Start of Dataset extract
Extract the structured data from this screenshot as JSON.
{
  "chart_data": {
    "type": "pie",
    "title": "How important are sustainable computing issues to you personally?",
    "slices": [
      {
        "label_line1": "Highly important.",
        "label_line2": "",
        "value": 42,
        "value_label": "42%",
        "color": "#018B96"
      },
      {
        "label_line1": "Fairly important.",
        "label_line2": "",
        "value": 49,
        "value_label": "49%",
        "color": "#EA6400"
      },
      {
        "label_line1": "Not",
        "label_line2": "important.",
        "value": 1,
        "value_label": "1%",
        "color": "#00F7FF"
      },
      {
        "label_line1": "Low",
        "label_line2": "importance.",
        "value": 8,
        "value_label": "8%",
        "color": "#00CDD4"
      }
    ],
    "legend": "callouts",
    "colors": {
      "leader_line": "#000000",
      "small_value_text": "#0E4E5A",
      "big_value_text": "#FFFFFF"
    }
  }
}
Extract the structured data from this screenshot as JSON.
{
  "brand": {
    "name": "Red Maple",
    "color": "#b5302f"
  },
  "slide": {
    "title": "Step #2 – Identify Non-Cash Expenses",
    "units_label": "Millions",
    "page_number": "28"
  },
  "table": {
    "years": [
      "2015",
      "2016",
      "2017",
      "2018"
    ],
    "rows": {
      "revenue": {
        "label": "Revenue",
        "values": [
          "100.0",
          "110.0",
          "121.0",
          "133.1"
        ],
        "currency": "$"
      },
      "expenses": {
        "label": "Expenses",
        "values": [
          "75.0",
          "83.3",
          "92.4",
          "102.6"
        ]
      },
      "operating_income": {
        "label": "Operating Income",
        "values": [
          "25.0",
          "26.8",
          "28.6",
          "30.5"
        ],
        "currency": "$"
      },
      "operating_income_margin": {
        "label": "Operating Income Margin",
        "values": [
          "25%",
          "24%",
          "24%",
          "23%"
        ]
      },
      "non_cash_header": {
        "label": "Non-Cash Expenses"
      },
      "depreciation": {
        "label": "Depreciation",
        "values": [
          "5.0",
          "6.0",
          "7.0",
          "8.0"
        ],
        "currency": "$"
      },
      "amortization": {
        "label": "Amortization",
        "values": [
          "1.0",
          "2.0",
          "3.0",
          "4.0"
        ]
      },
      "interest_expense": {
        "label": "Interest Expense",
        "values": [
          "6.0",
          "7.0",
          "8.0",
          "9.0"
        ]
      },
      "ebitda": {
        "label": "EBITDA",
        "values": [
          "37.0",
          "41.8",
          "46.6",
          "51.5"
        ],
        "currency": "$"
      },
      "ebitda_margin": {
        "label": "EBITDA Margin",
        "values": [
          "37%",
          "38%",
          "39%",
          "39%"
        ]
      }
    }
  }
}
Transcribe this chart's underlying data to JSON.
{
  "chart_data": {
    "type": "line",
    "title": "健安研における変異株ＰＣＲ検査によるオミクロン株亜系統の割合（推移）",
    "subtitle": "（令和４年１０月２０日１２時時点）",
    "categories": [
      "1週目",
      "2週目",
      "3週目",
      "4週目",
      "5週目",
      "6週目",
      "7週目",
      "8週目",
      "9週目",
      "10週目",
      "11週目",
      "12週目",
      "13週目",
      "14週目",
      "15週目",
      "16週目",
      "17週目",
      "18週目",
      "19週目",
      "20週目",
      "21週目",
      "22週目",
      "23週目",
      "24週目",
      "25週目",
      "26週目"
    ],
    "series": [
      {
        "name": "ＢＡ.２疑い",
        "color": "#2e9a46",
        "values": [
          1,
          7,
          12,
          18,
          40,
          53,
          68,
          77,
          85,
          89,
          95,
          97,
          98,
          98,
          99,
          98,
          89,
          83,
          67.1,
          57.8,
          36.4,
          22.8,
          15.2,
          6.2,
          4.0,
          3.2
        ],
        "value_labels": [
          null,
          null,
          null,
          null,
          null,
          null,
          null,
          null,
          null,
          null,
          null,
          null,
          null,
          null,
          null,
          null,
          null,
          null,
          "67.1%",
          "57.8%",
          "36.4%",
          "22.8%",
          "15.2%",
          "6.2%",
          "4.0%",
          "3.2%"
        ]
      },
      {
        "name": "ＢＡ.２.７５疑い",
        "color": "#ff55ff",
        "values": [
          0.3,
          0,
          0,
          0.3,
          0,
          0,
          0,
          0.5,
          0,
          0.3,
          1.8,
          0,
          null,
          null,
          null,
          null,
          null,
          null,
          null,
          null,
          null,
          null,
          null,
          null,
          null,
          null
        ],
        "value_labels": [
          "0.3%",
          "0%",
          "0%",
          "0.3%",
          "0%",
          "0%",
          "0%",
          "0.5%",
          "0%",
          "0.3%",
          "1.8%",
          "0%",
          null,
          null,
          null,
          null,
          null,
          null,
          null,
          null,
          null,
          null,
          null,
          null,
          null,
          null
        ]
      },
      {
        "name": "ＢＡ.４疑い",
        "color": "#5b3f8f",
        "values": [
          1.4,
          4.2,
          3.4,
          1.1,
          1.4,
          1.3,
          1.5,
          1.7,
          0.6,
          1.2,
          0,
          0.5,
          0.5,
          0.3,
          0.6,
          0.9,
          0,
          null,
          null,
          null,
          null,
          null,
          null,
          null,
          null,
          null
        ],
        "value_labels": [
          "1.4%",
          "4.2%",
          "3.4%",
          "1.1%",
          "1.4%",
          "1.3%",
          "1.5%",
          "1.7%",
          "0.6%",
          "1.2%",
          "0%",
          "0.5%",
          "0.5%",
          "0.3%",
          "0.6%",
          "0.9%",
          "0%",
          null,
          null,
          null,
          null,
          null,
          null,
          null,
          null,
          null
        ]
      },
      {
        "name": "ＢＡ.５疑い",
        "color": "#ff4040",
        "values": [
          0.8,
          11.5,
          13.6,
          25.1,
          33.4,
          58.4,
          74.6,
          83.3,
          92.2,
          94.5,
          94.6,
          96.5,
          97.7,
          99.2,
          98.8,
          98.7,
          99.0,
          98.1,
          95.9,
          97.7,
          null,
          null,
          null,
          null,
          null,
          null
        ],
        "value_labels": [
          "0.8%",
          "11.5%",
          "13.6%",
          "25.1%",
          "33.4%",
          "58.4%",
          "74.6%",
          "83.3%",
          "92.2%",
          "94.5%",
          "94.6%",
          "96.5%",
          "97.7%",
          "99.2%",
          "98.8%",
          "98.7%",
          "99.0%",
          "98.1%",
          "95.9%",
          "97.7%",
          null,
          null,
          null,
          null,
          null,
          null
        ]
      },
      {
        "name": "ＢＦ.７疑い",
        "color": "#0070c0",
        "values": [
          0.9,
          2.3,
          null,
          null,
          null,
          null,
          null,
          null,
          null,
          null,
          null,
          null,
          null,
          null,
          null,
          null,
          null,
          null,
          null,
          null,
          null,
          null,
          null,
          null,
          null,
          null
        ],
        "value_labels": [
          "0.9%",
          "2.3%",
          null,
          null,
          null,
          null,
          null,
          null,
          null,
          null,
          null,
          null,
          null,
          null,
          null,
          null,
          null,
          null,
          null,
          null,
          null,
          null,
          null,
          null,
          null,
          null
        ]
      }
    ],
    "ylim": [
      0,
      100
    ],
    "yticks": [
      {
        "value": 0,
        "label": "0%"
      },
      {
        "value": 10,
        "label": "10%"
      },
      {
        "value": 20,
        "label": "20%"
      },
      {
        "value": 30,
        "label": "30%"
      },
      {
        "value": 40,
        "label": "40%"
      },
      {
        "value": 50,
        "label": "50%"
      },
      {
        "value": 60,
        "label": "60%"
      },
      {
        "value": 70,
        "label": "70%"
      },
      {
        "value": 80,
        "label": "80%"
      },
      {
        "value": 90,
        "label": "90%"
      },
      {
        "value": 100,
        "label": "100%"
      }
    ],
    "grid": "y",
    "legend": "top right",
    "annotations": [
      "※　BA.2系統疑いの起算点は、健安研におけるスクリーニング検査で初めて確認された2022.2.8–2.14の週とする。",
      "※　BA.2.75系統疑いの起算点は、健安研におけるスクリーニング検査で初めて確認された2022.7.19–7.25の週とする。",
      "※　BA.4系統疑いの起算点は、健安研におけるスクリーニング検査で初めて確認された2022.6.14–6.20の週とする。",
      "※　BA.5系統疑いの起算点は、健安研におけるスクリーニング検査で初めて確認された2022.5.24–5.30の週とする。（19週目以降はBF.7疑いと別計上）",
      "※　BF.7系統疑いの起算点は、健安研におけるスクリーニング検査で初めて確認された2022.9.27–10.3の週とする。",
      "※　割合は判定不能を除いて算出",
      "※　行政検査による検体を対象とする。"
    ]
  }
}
End of Dataset extract
Do this ▸
Respond with the number of lines containing "important" and no additional words.

Answer to this problem ▸
4